Exercise details:
Write out every entry precisely as given, leaving the pictures out.

Entries provided:
::::

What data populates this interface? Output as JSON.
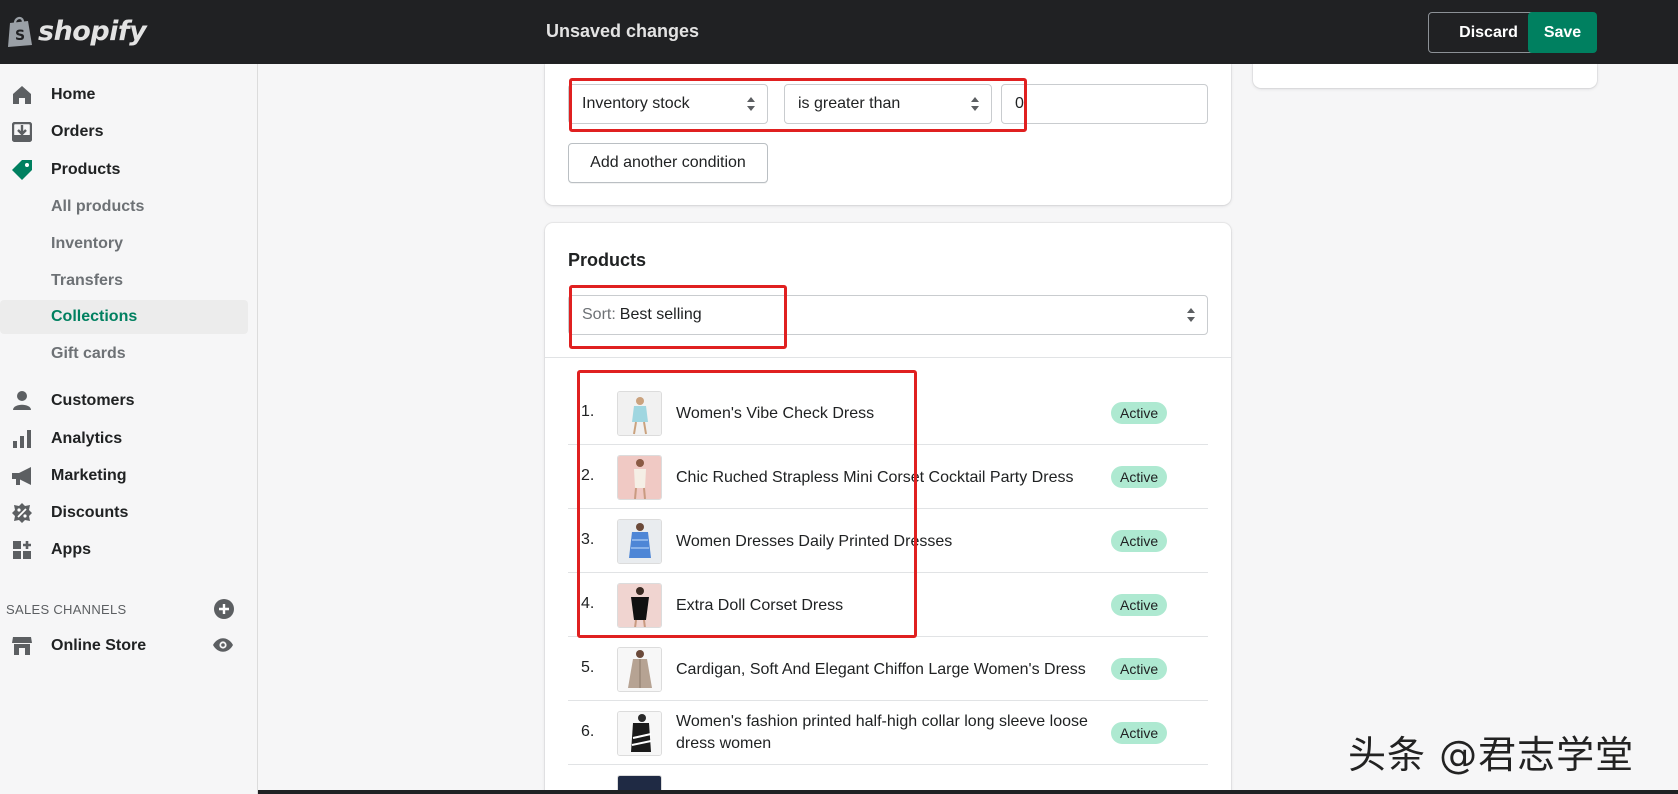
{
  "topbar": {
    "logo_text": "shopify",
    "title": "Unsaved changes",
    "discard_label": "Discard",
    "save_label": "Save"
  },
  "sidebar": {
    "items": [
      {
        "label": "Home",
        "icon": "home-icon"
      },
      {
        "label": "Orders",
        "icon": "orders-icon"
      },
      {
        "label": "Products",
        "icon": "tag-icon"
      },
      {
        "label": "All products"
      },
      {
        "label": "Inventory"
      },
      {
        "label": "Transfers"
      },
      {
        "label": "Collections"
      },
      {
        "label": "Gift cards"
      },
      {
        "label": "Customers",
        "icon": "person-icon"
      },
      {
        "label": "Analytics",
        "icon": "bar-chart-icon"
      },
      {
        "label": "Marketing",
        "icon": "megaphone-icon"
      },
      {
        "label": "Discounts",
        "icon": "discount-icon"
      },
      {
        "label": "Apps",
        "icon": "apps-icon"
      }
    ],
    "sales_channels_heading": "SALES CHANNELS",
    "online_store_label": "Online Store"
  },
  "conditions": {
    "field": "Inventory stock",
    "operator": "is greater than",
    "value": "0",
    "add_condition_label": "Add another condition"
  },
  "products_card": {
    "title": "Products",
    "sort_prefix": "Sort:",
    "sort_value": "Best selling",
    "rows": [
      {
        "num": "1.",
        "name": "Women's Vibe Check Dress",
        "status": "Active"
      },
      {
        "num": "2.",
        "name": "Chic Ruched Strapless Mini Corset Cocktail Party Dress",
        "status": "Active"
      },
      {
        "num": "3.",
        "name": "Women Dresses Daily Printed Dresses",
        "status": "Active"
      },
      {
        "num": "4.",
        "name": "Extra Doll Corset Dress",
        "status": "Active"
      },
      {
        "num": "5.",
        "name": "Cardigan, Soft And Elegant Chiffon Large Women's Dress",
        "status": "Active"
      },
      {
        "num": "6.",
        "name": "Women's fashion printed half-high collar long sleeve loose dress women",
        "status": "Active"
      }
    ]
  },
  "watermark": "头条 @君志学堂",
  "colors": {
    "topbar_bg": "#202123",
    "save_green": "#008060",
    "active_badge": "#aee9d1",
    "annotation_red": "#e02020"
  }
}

::::

Task solution:
What data populates this interface? Output as JSON.
{
  "topbar": {
    "logo_text": "shopify",
    "title": "Unsaved changes",
    "discard_label": "Discard",
    "save_label": "Save"
  },
  "sidebar": {
    "items": [
      {
        "label": "Home",
        "icon": "home-icon"
      },
      {
        "label": "Orders",
        "icon": "orders-icon"
      },
      {
        "label": "Products",
        "icon": "tag-icon"
      },
      {
        "label": "All products"
      },
      {
        "label": "Inventory"
      },
      {
        "label": "Transfers"
      },
      {
        "label": "Collections"
      },
      {
        "label": "Gift cards"
      },
      {
        "label": "Customers",
        "icon": "person-icon"
      },
      {
        "label": "Analytics",
        "icon": "bar-chart-icon"
      },
      {
        "label": "Marketing",
        "icon": "megaphone-icon"
      },
      {
        "label": "Discounts",
        "icon": "discount-icon"
      },
      {
        "label": "Apps",
        "icon": "apps-icon"
      }
    ],
    "sales_channels_heading": "SALES CHANNELS",
    "online_store_label": "Online Store"
  },
  "conditions": {
    "field": "Inventory stock",
    "operator": "is greater than",
    "value": "0",
    "add_condition_label": "Add another condition"
  },
  "products_card": {
    "title": "Products",
    "sort_prefix": "Sort:",
    "sort_value": "Best selling",
    "rows": [
      {
        "num": "1.",
        "name": "Women's Vibe Check Dress",
        "status": "Active"
      },
      {
        "num": "2.",
        "name": "Chic Ruched Strapless Mini Corset Cocktail Party Dress",
        "status": "Active"
      },
      {
        "num": "3.",
        "name": "Women Dresses Daily Printed Dresses",
        "status": "Active"
      },
      {
        "num": "4.",
        "name": "Extra Doll Corset Dress",
        "status": "Active"
      },
      {
        "num": "5.",
        "name": "Cardigan, Soft And Elegant Chiffon Large Women's Dress",
        "status": "Active"
      },
      {
        "num": "6.",
        "name": "Women's fashion printed half-high collar long sleeve loose dress women",
        "status": "Active"
      }
    ]
  },
  "watermark": "头条 @君志学堂",
  "colors": {
    "topbar_bg": "#202123",
    "save_green": "#008060",
    "active_badge": "#aee9d1",
    "annotation_red": "#e02020"
  }
}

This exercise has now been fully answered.